■ Problem description
Copy out every line of the material below verbatim, leaving out the pictures.

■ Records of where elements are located

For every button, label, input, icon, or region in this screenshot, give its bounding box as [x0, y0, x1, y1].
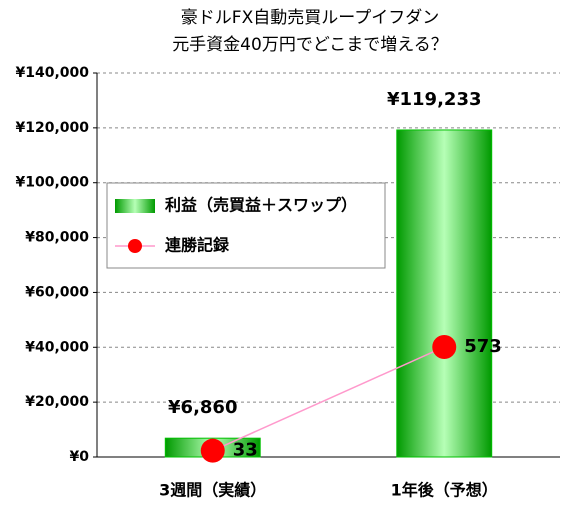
- y-tick-label: ¥0: [70, 449, 90, 465]
- y-tick-label: ¥40,000: [25, 339, 89, 355]
- value-label: 573: [464, 336, 502, 357]
- bar: [396, 129, 493, 458]
- marker: [200, 438, 225, 463]
- y-tick-label: ¥80,000: [25, 230, 89, 246]
- y-tick-label: ¥60,000: [25, 284, 89, 300]
- legend-swatch: [128, 239, 142, 253]
- y-tick-label: ¥20,000: [25, 394, 89, 410]
- line: [212, 346, 445, 452]
- chart-title: 元手資金40万円でどこまで増える？: [172, 35, 448, 55]
- x-tick-label: 3週間（実績）: [159, 481, 266, 500]
- legend-box: [106, 182, 386, 269]
- value-label: ¥119,233: [387, 89, 482, 110]
- value-label: 33: [233, 440, 258, 461]
- value-label: ¥6,860: [168, 397, 237, 418]
- x-tick-label: 1年後（予想）: [391, 481, 498, 500]
- y-tick-label: ¥140,000: [15, 65, 89, 81]
- y-tick-label: ¥100,000: [15, 175, 89, 191]
- chart-title: 豪ドルFX自動売買ループイフダン: [181, 7, 439, 28]
- legend-label: 連勝記録: [165, 236, 230, 255]
- y-tick-label: ¥120,000: [15, 120, 89, 136]
- legend-swatch: [115, 199, 155, 213]
- legend-label: 利益（売買益＋スワップ）: [165, 196, 357, 215]
- marker: [432, 334, 457, 359]
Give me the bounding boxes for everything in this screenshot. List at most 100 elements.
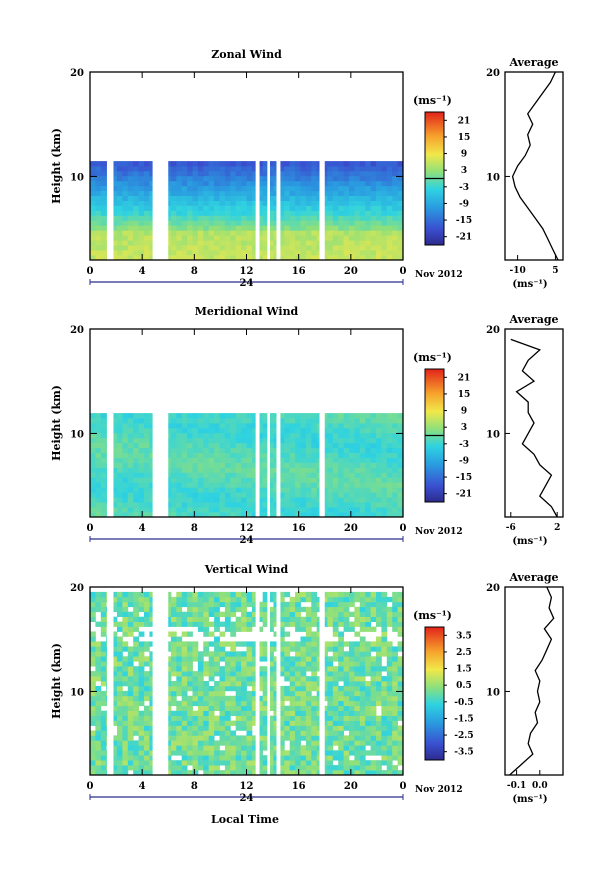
heatmap-cell — [278, 235, 285, 241]
heatmap-cell — [181, 700, 188, 707]
heatmap-cell — [133, 700, 139, 707]
heatmap-cell — [219, 507, 226, 513]
heatmap-cell — [359, 161, 366, 167]
heatmap-cell — [332, 676, 339, 682]
heatmap-cell — [176, 760, 183, 766]
heatmap-cell — [127, 423, 134, 429]
heatmap-cell — [117, 730, 123, 736]
heatmap-cell — [170, 447, 177, 453]
heatmap-cell — [359, 220, 366, 226]
heatmap-cell — [165, 166, 172, 172]
heatmap-cell — [144, 755, 150, 761]
heatmap-cell — [144, 255, 150, 261]
heatmap-cell — [90, 205, 96, 211]
heatmap-cell — [268, 770, 274, 776]
heatmap-cell — [241, 200, 247, 206]
heatmap-cell — [386, 651, 393, 657]
heatmap-cell — [214, 770, 220, 776]
heatmap-cell — [354, 740, 361, 746]
heatmap-cell — [197, 502, 204, 508]
heatmap-cell — [197, 671, 204, 677]
heatmap-cell — [230, 671, 237, 677]
heatmap-cell — [332, 477, 339, 483]
heatmap-cell — [322, 487, 328, 493]
heatmap-cell — [181, 457, 188, 463]
heatmap-cell — [392, 710, 398, 716]
heatmap-cell — [376, 240, 382, 246]
heatmap-cell — [90, 676, 96, 682]
heatmap-cell — [197, 166, 204, 172]
heatmap-cell — [246, 457, 253, 463]
heatmap-cell — [268, 205, 274, 211]
heatmap-cell — [176, 502, 183, 508]
heatmap-cell — [246, 195, 253, 201]
heatmap-cell — [117, 676, 123, 682]
heatmap-cell — [133, 705, 139, 711]
heatmap-cell — [289, 413, 296, 419]
heatmap-cell — [327, 770, 334, 776]
heatmap-cell — [397, 750, 404, 756]
heatmap-cell — [322, 646, 328, 652]
heatmap-cell — [122, 765, 129, 771]
heatmap-cell — [365, 730, 371, 736]
heatmap-cell — [332, 190, 339, 196]
heatmap-cell — [343, 467, 350, 473]
heatmap-cell — [170, 166, 177, 172]
heatmap-cell — [117, 596, 123, 603]
heatmap-cell — [224, 418, 231, 424]
heatmap-cell — [322, 755, 328, 761]
heatmap-cell — [311, 423, 318, 429]
data-gap — [276, 587, 281, 775]
heatmap-cell — [127, 601, 134, 608]
heatmap-cell — [149, 472, 156, 478]
heatmap-cell — [343, 215, 350, 221]
heatmap-cell — [219, 631, 226, 637]
heatmap-cell — [305, 413, 312, 419]
heatmap-cell — [170, 725, 177, 731]
heatmap-cell — [268, 413, 274, 419]
heatmap-cell — [100, 626, 107, 632]
heatmap-cell — [224, 730, 231, 736]
heatmap-cell — [295, 507, 301, 513]
heatmap-cell — [386, 710, 393, 716]
heatmap-cell — [343, 661, 350, 667]
heatmap-cell — [181, 472, 188, 478]
heatmap-cell — [273, 457, 280, 463]
heatmap-cell — [397, 467, 404, 473]
heatmap-cell — [176, 225, 183, 231]
heatmap-cell — [278, 710, 285, 716]
heatmap-cell — [338, 616, 344, 622]
heatmap-cell — [90, 671, 96, 677]
heatmap-cell — [381, 467, 388, 473]
heatmap-cell — [208, 185, 215, 192]
heatmap-cell — [311, 225, 318, 231]
heatmap-cell — [322, 215, 328, 221]
heatmap-cell — [176, 651, 183, 657]
heatmap-cell — [278, 606, 285, 613]
heatmap-cell — [111, 512, 118, 518]
heatmap-cell — [117, 695, 123, 702]
heatmap-cell — [203, 205, 210, 211]
heatmap-cell — [246, 432, 253, 439]
heatmap-cell — [117, 170, 123, 177]
heatmap-cell — [359, 427, 366, 434]
heatmap-cell — [327, 447, 334, 453]
heatmap-cell — [241, 205, 247, 211]
heatmap-cell — [165, 725, 172, 731]
heatmap-cell — [381, 427, 388, 434]
heatmap-cell — [203, 427, 210, 434]
heatmap-cell — [235, 502, 242, 508]
heatmap-cell — [219, 497, 226, 503]
heatmap-cell — [392, 715, 398, 721]
heatmap-cell — [235, 497, 242, 503]
data-gap — [267, 72, 270, 260]
heatmap-cell — [392, 690, 398, 697]
heatmap-cell — [289, 671, 296, 677]
heatmap-cell — [224, 215, 231, 221]
heatmap-cell — [359, 755, 366, 761]
heatmap-cell — [219, 447, 226, 453]
heatmap-cell — [359, 235, 366, 241]
heatmap-cell — [257, 200, 264, 206]
heatmap-cell — [268, 170, 274, 177]
heatmap-cell — [278, 423, 285, 429]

■ Result of this task
For every button, label, input, icon, or region in this screenshot, give its bounding box as [x0, y0, x1, y1].
- y-tick-label: ¥0: [70, 449, 90, 465]
- y-tick-label: ¥40,000: [25, 339, 89, 355]
- value-label: 573: [464, 336, 502, 357]
- bar: [396, 129, 493, 458]
- marker: [200, 438, 225, 463]
- y-tick-label: ¥80,000: [25, 230, 89, 246]
- y-tick-label: ¥60,000: [25, 284, 89, 300]
- legend-swatch: [128, 239, 142, 253]
- y-tick-label: ¥20,000: [25, 394, 89, 410]
- line: [212, 346, 445, 452]
- chart-title: 元手資金40万円でどこまで増える？: [172, 35, 448, 55]
- x-tick-label: 3週間（実績）: [159, 481, 266, 500]
- legend-box: [106, 182, 386, 269]
- value-label: ¥119,233: [387, 89, 482, 110]
- value-label: 33: [233, 440, 258, 461]
- value-label: ¥6,860: [168, 397, 237, 418]
- x-tick-label: 1年後（予想）: [391, 481, 498, 500]
- y-tick-label: ¥140,000: [15, 65, 89, 81]
- y-tick-label: ¥100,000: [15, 175, 89, 191]
- chart-title: 豪ドルFX自動売買ループイフダン: [181, 7, 439, 28]
- legend-label: 連勝記録: [165, 236, 230, 255]
- y-tick-label: ¥120,000: [15, 120, 89, 136]
- legend-swatch: [115, 199, 155, 213]
- legend-label: 利益（売買益＋スワップ）: [165, 196, 357, 215]
- marker: [432, 334, 457, 359]
Give me the bounding boxes for everything in this screenshot. List at most 100 elements.
heatmap-cell — [278, 235, 285, 241]
heatmap-cell — [181, 700, 188, 707]
heatmap-cell — [133, 700, 139, 707]
heatmap-cell — [219, 507, 226, 513]
heatmap-cell — [359, 161, 366, 167]
heatmap-cell — [332, 676, 339, 682]
heatmap-cell — [176, 760, 183, 766]
heatmap-cell — [127, 423, 134, 429]
heatmap-cell — [117, 730, 123, 736]
heatmap-cell — [170, 447, 177, 453]
heatmap-cell — [359, 220, 366, 226]
heatmap-cell — [165, 166, 172, 172]
heatmap-cell — [144, 755, 150, 761]
heatmap-cell — [144, 255, 150, 261]
heatmap-cell — [90, 205, 96, 211]
heatmap-cell — [268, 770, 274, 776]
heatmap-cell — [241, 200, 247, 206]
heatmap-cell — [386, 651, 393, 657]
heatmap-cell — [214, 770, 220, 776]
heatmap-cell — [354, 740, 361, 746]
heatmap-cell — [197, 502, 204, 508]
heatmap-cell — [197, 671, 204, 677]
heatmap-cell — [230, 671, 237, 677]
heatmap-cell — [332, 477, 339, 483]
heatmap-cell — [322, 487, 328, 493]
heatmap-cell — [181, 457, 188, 463]
heatmap-cell — [392, 710, 398, 716]
heatmap-cell — [376, 240, 382, 246]
heatmap-cell — [90, 676, 96, 682]
heatmap-cell — [197, 166, 204, 172]
heatmap-cell — [246, 457, 253, 463]
heatmap-cell — [268, 205, 274, 211]
heatmap-cell — [176, 502, 183, 508]
heatmap-cell — [246, 195, 253, 201]
heatmap-cell — [117, 676, 123, 682]
heatmap-cell — [133, 705, 139, 711]
heatmap-cell — [289, 413, 296, 419]
heatmap-cell — [327, 770, 334, 776]
heatmap-cell — [397, 750, 404, 756]
heatmap-cell — [322, 646, 328, 652]
heatmap-cell — [122, 765, 129, 771]
heatmap-cell — [365, 730, 371, 736]
heatmap-cell — [332, 190, 339, 196]
heatmap-cell — [343, 467, 350, 473]
heatmap-cell — [170, 166, 177, 172]
heatmap-cell — [117, 596, 123, 603]
heatmap-cell — [224, 418, 231, 424]
heatmap-cell — [322, 755, 328, 761]
heatmap-cell — [311, 423, 318, 429]
data-gap — [276, 587, 281, 775]
heatmap-cell — [127, 601, 134, 608]
heatmap-cell — [149, 472, 156, 478]
heatmap-cell — [343, 215, 350, 221]
heatmap-cell — [219, 631, 226, 637]
heatmap-cell — [305, 413, 312, 419]
heatmap-cell — [170, 725, 177, 731]
heatmap-cell — [268, 413, 274, 419]
heatmap-cell — [100, 626, 107, 632]
heatmap-cell — [224, 730, 231, 736]
heatmap-cell — [295, 507, 301, 513]
heatmap-cell — [386, 710, 393, 716]
heatmap-cell — [343, 661, 350, 667]
heatmap-cell — [181, 472, 188, 478]
heatmap-cell — [273, 457, 280, 463]
heatmap-cell — [397, 467, 404, 473]
heatmap-cell — [176, 225, 183, 231]
heatmap-cell — [278, 710, 285, 716]
heatmap-cell — [338, 616, 344, 622]
heatmap-cell — [90, 671, 96, 677]
heatmap-cell — [381, 467, 388, 473]
heatmap-cell — [208, 185, 215, 192]
heatmap-cell — [311, 225, 318, 231]
heatmap-cell — [322, 215, 328, 221]
heatmap-cell — [176, 651, 183, 657]
heatmap-cell — [278, 606, 285, 613]
heatmap-cell — [111, 512, 118, 518]
heatmap-cell — [117, 695, 123, 702]
heatmap-cell — [203, 205, 210, 211]
heatmap-cell — [246, 432, 253, 439]
heatmap-cell — [117, 170, 123, 177]
heatmap-cell — [359, 427, 366, 434]
heatmap-cell — [327, 447, 334, 453]
heatmap-cell — [241, 205, 247, 211]
heatmap-cell — [165, 725, 172, 731]
heatmap-cell — [381, 427, 388, 434]
heatmap-cell — [203, 427, 210, 434]
heatmap-cell — [235, 502, 242, 508]
heatmap-cell — [219, 497, 226, 503]
heatmap-cell — [392, 715, 398, 721]
heatmap-cell — [235, 497, 242, 503]
data-gap — [267, 72, 270, 260]
heatmap-cell — [392, 690, 398, 697]
heatmap-cell — [289, 671, 296, 677]
heatmap-cell — [224, 215, 231, 221]
heatmap-cell — [359, 755, 366, 761]
heatmap-cell — [219, 447, 226, 453]
heatmap-cell — [359, 235, 366, 241]
heatmap-cell — [257, 200, 264, 206]
heatmap-cell — [268, 170, 274, 177]
heatmap-cell — [278, 423, 285, 429]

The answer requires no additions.